## What you need to do
Repeat the material verbatim. Images are excluded from the copy.

## Records for the exercise
□ □ □ □
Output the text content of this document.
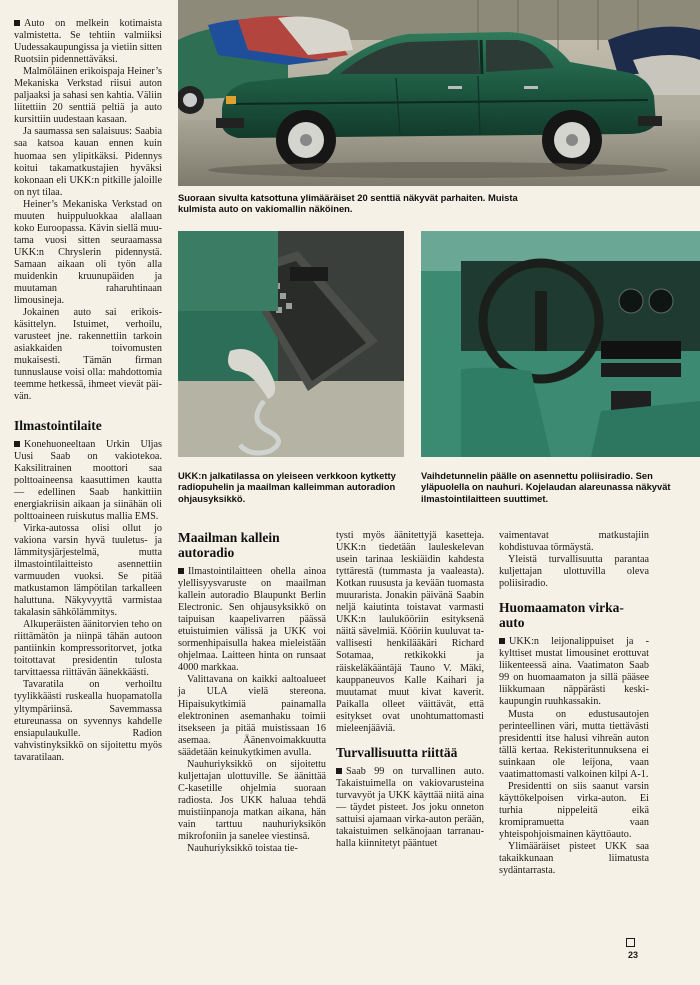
Auto on melkein kotimaista valmistetta. Se tehtiin valmiiksi Uudessakaupungissa ja vietiin sitten Ruotsiin pidennettäväksi.

Malmöläinen erikoispaja Heiner’s Mekaniska Verkstad riisui auton paljaaksi ja sahasi sen kahtia. Väliin liitettiin 20 senttiä peltiä ja auto kursittiin uudestaan kasaan.

Ja saumassa sen salaisuus: Saabia saa katsoa kauan ennen kuin huomaa sen ylipitkäksi. Pidennys koitui takamatkustajien hyväksi kokonaan eli UKK:n pitkille jaloille on nyt tilaa.

Heiner’s Mekaniska Verkstad on muuten huippuluokkaa alallaan koko Euroopassa. Kävin siellä muutama vuosi sitten seuraamassa UKK:n Chryslerin pidennystä. Samaan aikaan oli työn alla muidenkin kruunupäiden ja muutaman raharuhtinaan limousineja.

Jokainen auto sai erikoiskäsittelyn. Istuimet, verhoilu, varusteet jne. rakennettiin tarkoin asiakkaiden toivomusten mukaisesti. Tämän firman tunnuslause voisi olla: mahdottomia teemme hetkessä, ihmeet vievät päivän.

Ilmastointilaite

Konehuoneeltaan Urkin Uljas Uusi Saab on vakiotekoa. Kaksilitrainen moottori saa polttoaineensa kaasuttimen kautta — edellinen Saab hankittiin energiakriisin aikaan ja siinähän oli polttoaineen ruiskutus mallia EMS.

Virka-autossa olisi ollut jo vakiona varsin hyvä tuuletus- ja lämmitysjärjestelmä, mutta ilmastointilaitteisto asennettiin varmuuden vuoksi. Se pitää matkustamon lämpötilan tarkalleen haluttuna. Näkyvyyttä varmistaa takalasin sähkölämmitys.

Alkuperäisten äänitorvien teho on riittämätön ja niinpä tähän autoon pantiinkin kompressoritorvet, jotka toitottavat presidentin tulosta tarvittaessa riittävän äänekkäästi.

Tavaratila on verhoiltu tyylikkäästi ruskealla huopamatolla yltympäriinsä. Savemmassa etureunassa on syvennys kahdelle ensiapulaukulle. Radion vahvistinyksikkö on sijoitettu myös tavaratilaan.

Suoraan sivulta katsottuna ylimääräiset 20 senttiä näkyvät parhaiten. Muista kulmista auto on vakiomallin näköinen.
UKK:n jalkatilassa on yleiseen verkkoon kytketty radiopuhelin ja maailman kalleimman autoradion ohjausyksikkö.
Vaihdetunnelin päälle on asennettu poliisiradio. Sen yläpuolella on nauhuri. Kojelaudan alareunassa näkyvät ilmastointilaitteen suuttimet.
Maailman kallein autoradio

Ilmastointilaitteen ohella ainoa ylellisyysvaruste on maailman kallein autoradio Blaupunkt Berlin Electronic. Sen ohjausyksikkö on taipuisan kaapelivarren päässä etuistuimien välissä ja UKK voi sormenhipaisulla hakea mieleistään ohjelmaa. Laitteen hinta on runsaat 4000 markkaa.

Valittavana on kaikki aaltoalueet ja ULA vielä stereona. Hipaisukytkimiä painamalla elektroninen asemanhaku toimii itsekseen ja pitää muistissaan 16 asemaa. Äänenvoimakkuutta säädetään keinukytkimen avulla.

Nauhuriyksikkö on sijoitettu kuljettajan ulottuville. Se äänittää C-kasetille ohjelmia suoraan radiosta. Jos UKK haluaa tehdä muistiinpanoja matkan aikana, hän vain tarttuu nauhuriyksikön mikrofoniin ja sanelee viestinsä.

Nauhuriyksikkö toistaa tie-

tysti myös äänitettyjä kasetteja. UKK:n tiedetään lauleskelevan usein tarinaa leskiäidin kahdesta tyttärestä (tummasta ja vaaleasta). Kotkan ruususta ja kevään tuomasta muurarista. Jonakin päivänä Saabin neljä kaiutinta toistavat varmasti UKK:n laulukööriin esityksenä näitä sävelmiä. Kööriin kuuluvat tavallisesti henkilääkäri Richard Sotamaa, retkikokki ja räiskeläkääntäjä Tauno V. Mäki, kauppaneuvos Kalle Kaihari ja muutamat muut kivat kaverit. Paikalla olleet väittävät, että esitykset ovat unohtumattomasti mieleenjääviä.

Turvallisuutta riittää

Saab 99 on turvallinen auto. Takaistuimella on vakiovarusteina turvavyöt ja UKK käyttää niitä aina — täydet pisteet. Jos joku onneton sattuisi ajamaan virka-auton perään, takaistuimen selkänojaan tarranauhalla kiinnitetyt pääntuet

vaimentavat matkustajiin kohdistuvaa törmäystä.

Yleistä turvallisuutta parantaa kuljettajan ulottuvilla oleva poliisiradio.

Huomaamaton virka-auto

UKK:n leijonalippuiset ja -kylttiset mustat limousinet erottuvat liikenteessä aina. Vaatimaton Saab 99 on huomaamaton ja sillä pääsee liikkumaan näppärästi keskikaupungin ruuhkassakin.

Musta on edustusautojen perinteellinen väri, mutta tiettävästi presidentti itse halusi vihreän auton tällä kertaa. Rekisteritunnuksena ei suinkaan ole leijona, vaan vaatimattomasti valkoinen kilpi A-1.

Presidentti on siis saanut varsin käyttökelpoisen virka-auton. Ei turhia nippeleitä eikä kromipramuetta vaan yhteispohjoismainen käyttöauto.

Ylimääräiset pisteet UKK saa takaikkunaan liimatusta sydäntarrasta.

23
□ □ □ □
## Reply
Output the text content of this document.
Auto on melkein kotimaista valmistetta. Se tehtiin valmiiksi Uudessakaupungissa ja vietiin sitten Ruotsiin pidennettäväksi.

Malmöläinen erikoispaja Heiner’s Mekaniska Verkstad riisui auton paljaaksi ja sahasi sen kahtia. Väliin liitettiin 20 senttiä peltiä ja auto kursittiin uudestaan kasaan.

Ja saumassa sen salaisuus: Saabia saa katsoa kauan ennen kuin huomaa sen ylipitkäksi. Pidennys koitui takamatkustajien hyväksi kokonaan eli UKK:n pitkille jaloille on nyt tilaa.

Heiner’s Mekaniska Verkstad on muuten huippuluokkaa alallaan koko Euroopassa. Kävin siellä muutama vuosi sitten seuraamassa UKK:n Chryslerin pidennystä. Samaan aikaan oli työn alla muidenkin kruunupäiden ja muutaman raharuhtinaan limousineja.

Jokainen auto sai erikoiskäsittelyn. Istuimet, verhoilu, varusteet jne. rakennettiin tarkoin asiakkaiden toivomusten mukaisesti. Tämän firman tunnuslause voisi olla: mahdottomia teemme hetkessä, ihmeet vievät päivän.

Ilmastointilaite

Konehuoneeltaan Urkin Uljas Uusi Saab on vakiotekoa. Kaksilitrainen moottori saa polttoaineensa kaasuttimen kautta — edellinen Saab hankittiin energiakriisin aikaan ja siinähän oli polttoaineen ruiskutus mallia EMS.

Virka-autossa olisi ollut jo vakiona varsin hyvä tuuletus- ja lämmitysjärjestelmä, mutta ilmastointilaitteisto asennettiin varmuuden vuoksi. Se pitää matkustamon lämpötilan tarkalleen haluttuna. Näkyvyyttä varmistaa takalasin sähkölämmitys.

Alkuperäisten äänitorvien teho on riittämätön ja niinpä tähän autoon pantiinkin kompressoritorvet, jotka toitottavat presidentin tulosta tarvittaessa riittävän äänekkäästi.

Tavaratila on verhoiltu tyylikkäästi ruskealla huopamatolla yltympäriinsä. Savemmassa etureunassa on syvennys kahdelle ensiapulaukulle. Radion vahvistinyksikkö on sijoitettu myös tavaratilaan.

Suoraan sivulta katsottuna ylimääräiset 20 senttiä näkyvät parhaiten. Muista kulmista auto on vakiomallin näköinen.
UKK:n jalkatilassa on yleiseen verkkoon kytketty radiopuhelin ja maailman kalleimman autoradion ohjausyksikkö.
Vaihdetunnelin päälle on asennettu poliisiradio. Sen yläpuolella on nauhuri. Kojelaudan alareunassa näkyvät ilmastointilaitteen suuttimet.
Maailman kallein autoradio

Ilmastointilaitteen ohella ainoa ylellisyysvaruste on maailman kallein autoradio Blaupunkt Berlin Electronic. Sen ohjausyksikkö on taipuisan kaapelivarren päässä etuistuimien välissä ja UKK voi sormenhipaisulla hakea mieleistään ohjelmaa. Laitteen hinta on runsaat 4000 markkaa.

Valittavana on kaikki aaltoalueet ja ULA vielä stereona. Hipaisukytkimiä painamalla elektroninen asemanhaku toimii itsekseen ja pitää muistissaan 16 asemaa. Äänenvoimakkuutta säädetään keinukytkimen avulla.

Nauhuriyksikkö on sijoitettu kuljettajan ulottuville. Se äänittää C-kasetille ohjelmia suoraan radiosta. Jos UKK haluaa tehdä muistiinpanoja matkan aikana, hän vain tarttuu nauhuriyksikön mikrofoniin ja sanelee viestinsä.

Nauhuriyksikkö toistaa tie-

tysti myös äänitettyjä kasetteja. UKK:n tiedetään lauleskelevan usein tarinaa leskiäidin kahdesta tyttärestä (tummasta ja vaaleasta). Kotkan ruususta ja kevään tuomasta muurarista. Jonakin päivänä Saabin neljä kaiutinta toistavat varmasti UKK:n laulukööriin esityksenä näitä sävelmiä. Kööriin kuuluvat tavallisesti henkilääkäri Richard Sotamaa, retkikokki ja räiskeläkääntäjä Tauno V. Mäki, kauppaneuvos Kalle Kaihari ja muutamat muut kivat kaverit. Paikalla olleet väittävät, että esitykset ovat unohtumattomasti mieleenjääviä.

Turvallisuutta riittää

Saab 99 on turvallinen auto. Takaistuimella on vakiovarusteina turvavyöt ja UKK käyttää niitä aina — täydet pisteet. Jos joku onneton sattuisi ajamaan virka-auton perään, takaistuimen selkänojaan tarranauhalla kiinnitetyt pääntuet

vaimentavat matkustajiin kohdistuvaa törmäystä.

Yleistä turvallisuutta parantaa kuljettajan ulottuvilla oleva poliisiradio.

Huomaamaton virka-auto

UKK:n leijonalippuiset ja -kylttiset mustat limousinet erottuvat liikenteessä aina. Vaatimaton Saab 99 on huomaamaton ja sillä pääsee liikkumaan näppärästi keskikaupungin ruuhkassakin.

Musta on edustusautojen perinteellinen väri, mutta tiettävästi presidentti itse halusi vihreän auton tällä kertaa. Rekisteritunnuksena ei suinkaan ole leijona, vaan vaatimattomasti valkoinen kilpi A-1.

Presidentti on siis saanut varsin käyttökelpoisen virka-auton. Ei turhia nippeleitä eikä kromipramuetta vaan yhteispohjoismainen käyttöauto.

Ylimääräiset pisteet UKK saa takaikkunaan liimatusta sydäntarrasta.

23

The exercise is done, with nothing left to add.